Entries taken from a collection:
····················

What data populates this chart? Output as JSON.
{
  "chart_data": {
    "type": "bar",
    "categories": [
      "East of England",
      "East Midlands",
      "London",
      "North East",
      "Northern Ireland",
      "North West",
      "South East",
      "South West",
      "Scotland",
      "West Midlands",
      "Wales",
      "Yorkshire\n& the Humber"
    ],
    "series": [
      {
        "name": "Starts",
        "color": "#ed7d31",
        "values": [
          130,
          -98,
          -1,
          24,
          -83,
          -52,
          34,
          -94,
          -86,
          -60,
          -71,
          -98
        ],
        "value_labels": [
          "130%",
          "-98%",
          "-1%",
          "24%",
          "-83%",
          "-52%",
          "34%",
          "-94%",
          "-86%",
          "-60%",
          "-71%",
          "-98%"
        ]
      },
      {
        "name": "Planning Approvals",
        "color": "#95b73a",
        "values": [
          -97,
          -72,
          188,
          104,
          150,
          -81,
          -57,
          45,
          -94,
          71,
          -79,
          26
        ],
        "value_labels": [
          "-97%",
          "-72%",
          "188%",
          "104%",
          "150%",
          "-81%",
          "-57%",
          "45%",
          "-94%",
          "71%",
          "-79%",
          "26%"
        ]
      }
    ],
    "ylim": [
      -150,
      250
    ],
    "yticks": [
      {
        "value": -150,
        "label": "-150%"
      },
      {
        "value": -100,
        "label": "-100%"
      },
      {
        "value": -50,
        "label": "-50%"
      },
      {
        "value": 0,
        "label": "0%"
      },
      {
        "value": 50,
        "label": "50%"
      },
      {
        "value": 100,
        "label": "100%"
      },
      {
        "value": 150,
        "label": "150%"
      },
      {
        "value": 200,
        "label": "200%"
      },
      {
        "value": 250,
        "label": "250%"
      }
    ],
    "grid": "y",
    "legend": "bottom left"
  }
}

····················

*Written task*
From the entries above, pull out each line that includes "East".

*The response*
      "East of England",
      "East Midlands",
      "North East",
      "South East",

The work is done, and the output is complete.